• JOB:
From the entries that follow, gather each line holding the word "this".

• DATA EXCERPTS:
——————
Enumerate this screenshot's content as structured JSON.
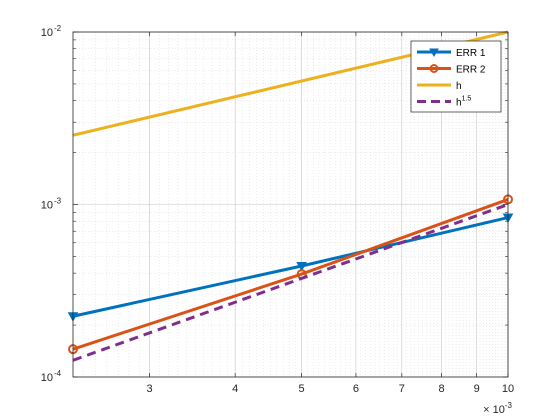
{
  "chart_data": {
    "type": "line",
    "x_scale": "log",
    "y_scale": "log",
    "xlim": [
      0.00232,
      0.01
    ],
    "ylim": [
      0.0001,
      0.01
    ],
    "grid": true,
    "minor_grid": true,
    "legend_position": "top-right",
    "x_tick_labels": [
      "3",
      "4",
      "5",
      "6",
      "7",
      "8",
      "9",
      "10"
    ],
    "x_tick_values": [
      0.003,
      0.004,
      0.005,
      0.006,
      0.007,
      0.008,
      0.009,
      0.01
    ],
    "x_exponent_label": "× 10",
    "x_exponent_power": "-3",
    "y_ticks": [
      {
        "value": 0.01,
        "base": "10",
        "exp": "-2"
      },
      {
        "value": 0.001,
        "base": "10",
        "exp": "-3"
      },
      {
        "value": 0.0001,
        "base": "10",
        "exp": "-4"
      }
    ],
    "series": [
      {
        "name": "ERR 1",
        "color": "#0072BD",
        "style": "solid",
        "marker": "triangle-down",
        "x": [
          0.00232,
          0.005,
          0.01
        ],
        "y": [
          0.000225,
          0.00044,
          0.00084
        ]
      },
      {
        "name": "ERR 2",
        "color": "#D95319",
        "style": "solid",
        "marker": "circle",
        "x": [
          0.00232,
          0.005,
          0.01
        ],
        "y": [
          0.000145,
          0.000395,
          0.00107
        ]
      },
      {
        "name": "h",
        "color": "#EDB120",
        "style": "solid",
        "marker": "none",
        "x": [
          0.00232,
          0.01
        ],
        "y": [
          0.00252,
          0.01
        ]
      },
      {
        "name": "h",
        "name_sup": "1.5",
        "color": "#7E2F8E",
        "style": "dashed",
        "marker": "none",
        "x": [
          0.00232,
          0.01
        ],
        "y": [
          0.000125,
          0.001
        ]
      }
    ]
  }
}
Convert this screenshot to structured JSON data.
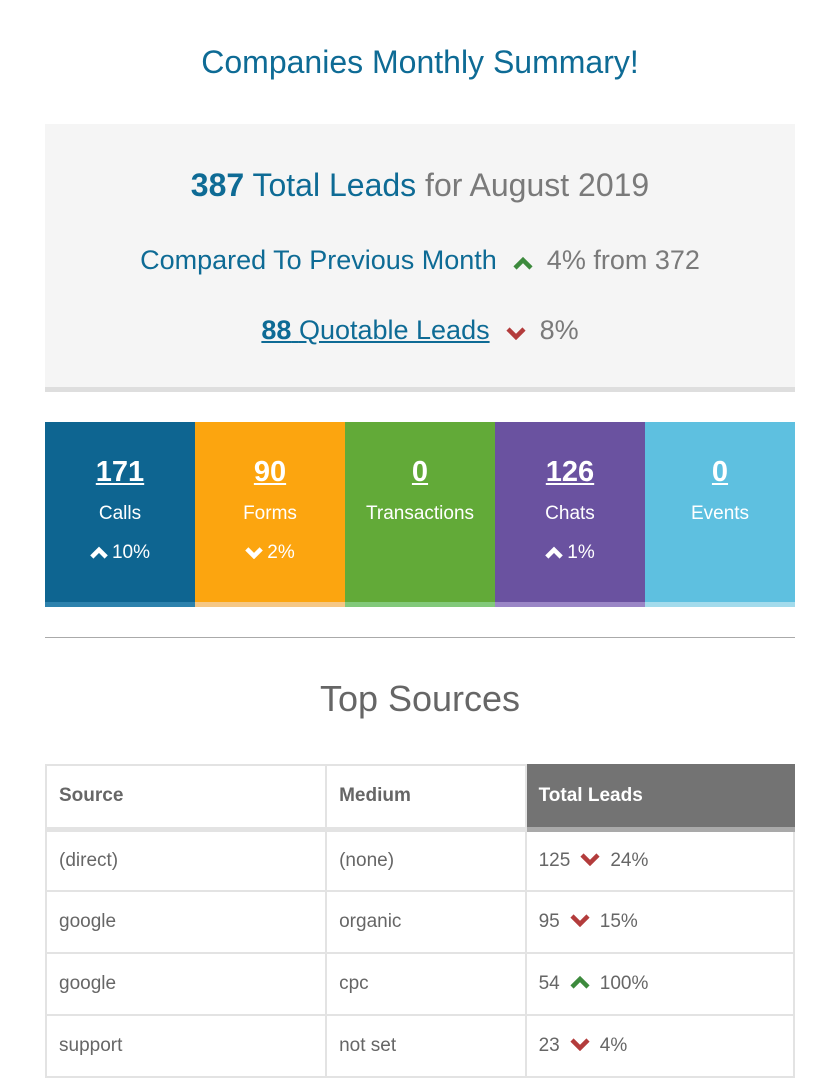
{
  "title": "Companies Monthly Summary!",
  "summary": {
    "total_number": "387",
    "total_label": "Total Leads",
    "period": "for August 2019",
    "compare_label": "Compared To Previous Month",
    "compare_direction": "up",
    "compare_value": "4% from 372",
    "quotable_number": "88",
    "quotable_label": "Quotable Leads",
    "quotable_direction": "down",
    "quotable_change": "8%"
  },
  "tiles": [
    {
      "value": "171",
      "label": "Calls",
      "change": "10%",
      "direction": "up",
      "color": "#0e6591",
      "bar": "#2d82ad"
    },
    {
      "value": "90",
      "label": "Forms",
      "change": "2%",
      "direction": "down",
      "color": "#fca50f",
      "bar": "#f5c785"
    },
    {
      "value": "0",
      "label": "Transactions",
      "change": "",
      "direction": "",
      "color": "#62aa38",
      "bar": "#82c97a"
    },
    {
      "value": "126",
      "label": "Chats",
      "change": "1%",
      "direction": "up",
      "color": "#6a52a0",
      "bar": "#9a86c6"
    },
    {
      "value": "0",
      "label": "Events",
      "change": "",
      "direction": "",
      "color": "#5ec0e0",
      "bar": "#a3dbec"
    }
  ],
  "sources": {
    "title": "Top Sources",
    "headers": [
      "Source",
      "Medium",
      "Total Leads"
    ],
    "rows": [
      {
        "source": "(direct)",
        "medium": "(none)",
        "total": "125",
        "direction": "down",
        "change": "24%"
      },
      {
        "source": "google",
        "medium": "organic",
        "total": "95",
        "direction": "down",
        "change": "15%"
      },
      {
        "source": "google",
        "medium": "cpc",
        "total": "54",
        "direction": "up",
        "change": "100%"
      },
      {
        "source": "support",
        "medium": "not set",
        "total": "23",
        "direction": "down",
        "change": "4%"
      }
    ]
  },
  "colors": {
    "up": "#3d8a3d",
    "down": "#b33c3c",
    "brand": "#0e6b95"
  },
  "icons": {
    "up": "chevron-up-icon",
    "down": "chevron-down-icon"
  }
}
——————
• EXERCISE RESPONSE:
Enumerate this screenshot's content as structured JSON.
Convert this screenshot to structured JSON data.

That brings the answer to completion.